=== Requirements ===
Exactly as written, quote every line that follows, skipping the images.

Stored data:
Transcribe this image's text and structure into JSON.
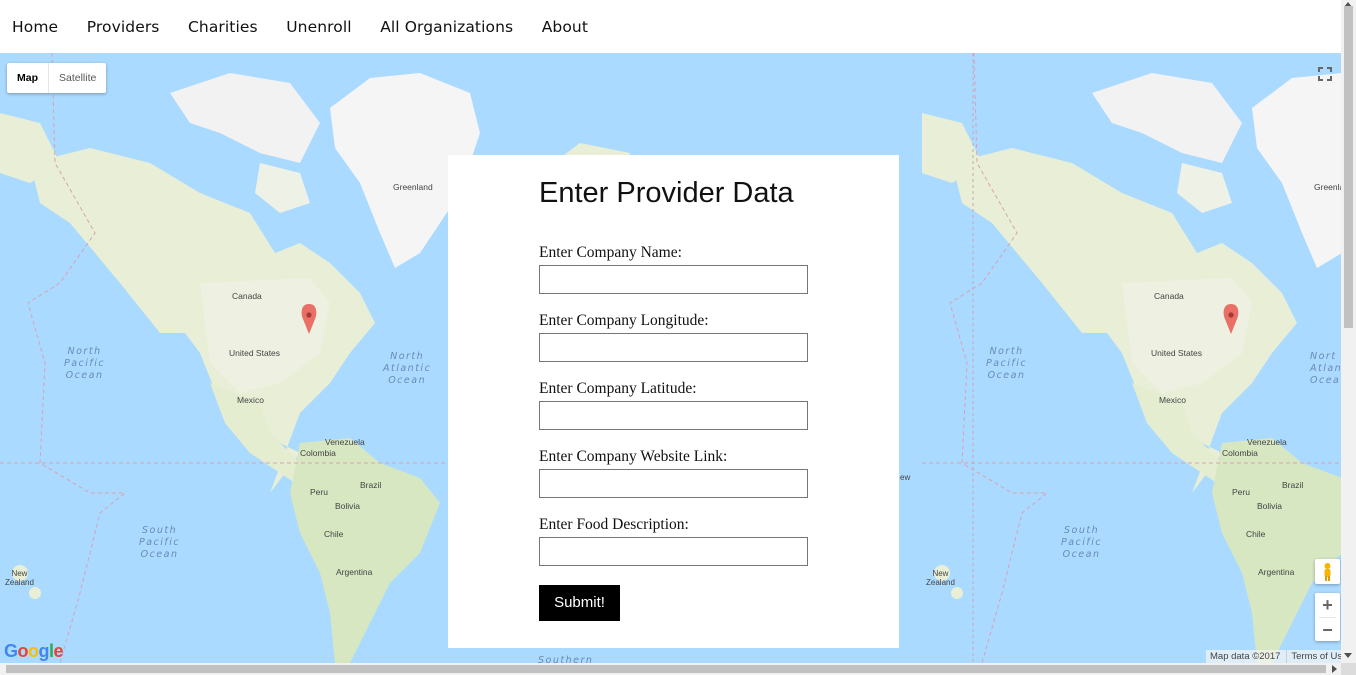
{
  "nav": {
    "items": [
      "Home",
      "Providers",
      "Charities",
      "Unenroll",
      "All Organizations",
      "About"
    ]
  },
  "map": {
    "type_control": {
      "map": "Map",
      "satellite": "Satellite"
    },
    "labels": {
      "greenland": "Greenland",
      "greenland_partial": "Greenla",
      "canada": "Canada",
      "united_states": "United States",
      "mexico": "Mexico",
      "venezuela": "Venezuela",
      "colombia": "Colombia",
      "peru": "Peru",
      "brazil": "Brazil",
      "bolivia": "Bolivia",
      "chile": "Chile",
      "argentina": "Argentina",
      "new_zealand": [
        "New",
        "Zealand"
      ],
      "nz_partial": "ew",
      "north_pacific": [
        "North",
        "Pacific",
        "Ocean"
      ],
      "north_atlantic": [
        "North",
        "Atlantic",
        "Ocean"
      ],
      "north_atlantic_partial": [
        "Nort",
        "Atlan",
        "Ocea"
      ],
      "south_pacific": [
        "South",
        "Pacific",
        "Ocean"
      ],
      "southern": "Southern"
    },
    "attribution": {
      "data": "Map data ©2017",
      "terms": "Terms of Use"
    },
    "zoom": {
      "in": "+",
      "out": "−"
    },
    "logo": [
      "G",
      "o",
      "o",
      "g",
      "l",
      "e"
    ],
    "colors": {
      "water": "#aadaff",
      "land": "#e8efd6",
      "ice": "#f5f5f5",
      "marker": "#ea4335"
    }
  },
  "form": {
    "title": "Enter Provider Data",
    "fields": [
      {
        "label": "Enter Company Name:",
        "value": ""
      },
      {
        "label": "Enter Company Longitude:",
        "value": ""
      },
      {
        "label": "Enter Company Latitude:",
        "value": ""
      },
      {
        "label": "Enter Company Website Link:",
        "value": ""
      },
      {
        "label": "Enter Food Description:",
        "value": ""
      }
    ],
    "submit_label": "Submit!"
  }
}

=== Correct output ===
Transcribe this image's text and structure into JSON.
{
  "nav": {
    "items": [
      "Home",
      "Providers",
      "Charities",
      "Unenroll",
      "All Organizations",
      "About"
    ]
  },
  "map": {
    "type_control": {
      "map": "Map",
      "satellite": "Satellite"
    },
    "labels": {
      "greenland": "Greenland",
      "greenland_partial": "Greenla",
      "canada": "Canada",
      "united_states": "United States",
      "mexico": "Mexico",
      "venezuela": "Venezuela",
      "colombia": "Colombia",
      "peru": "Peru",
      "brazil": "Brazil",
      "bolivia": "Bolivia",
      "chile": "Chile",
      "argentina": "Argentina",
      "new_zealand": [
        "New",
        "Zealand"
      ],
      "nz_partial": "ew",
      "north_pacific": [
        "North",
        "Pacific",
        "Ocean"
      ],
      "north_atlantic": [
        "North",
        "Atlantic",
        "Ocean"
      ],
      "north_atlantic_partial": [
        "Nort",
        "Atlan",
        "Ocea"
      ],
      "south_pacific": [
        "South",
        "Pacific",
        "Ocean"
      ],
      "southern": "Southern"
    },
    "attribution": {
      "data": "Map data ©2017",
      "terms": "Terms of Use"
    },
    "zoom": {
      "in": "+",
      "out": "−"
    },
    "logo": [
      "G",
      "o",
      "o",
      "g",
      "l",
      "e"
    ],
    "colors": {
      "water": "#aadaff",
      "land": "#e8efd6",
      "ice": "#f5f5f5",
      "marker": "#ea4335"
    }
  },
  "form": {
    "title": "Enter Provider Data",
    "fields": [
      {
        "label": "Enter Company Name:",
        "value": ""
      },
      {
        "label": "Enter Company Longitude:",
        "value": ""
      },
      {
        "label": "Enter Company Latitude:",
        "value": ""
      },
      {
        "label": "Enter Company Website Link:",
        "value": ""
      },
      {
        "label": "Enter Food Description:",
        "value": ""
      }
    ],
    "submit_label": "Submit!"
  }
}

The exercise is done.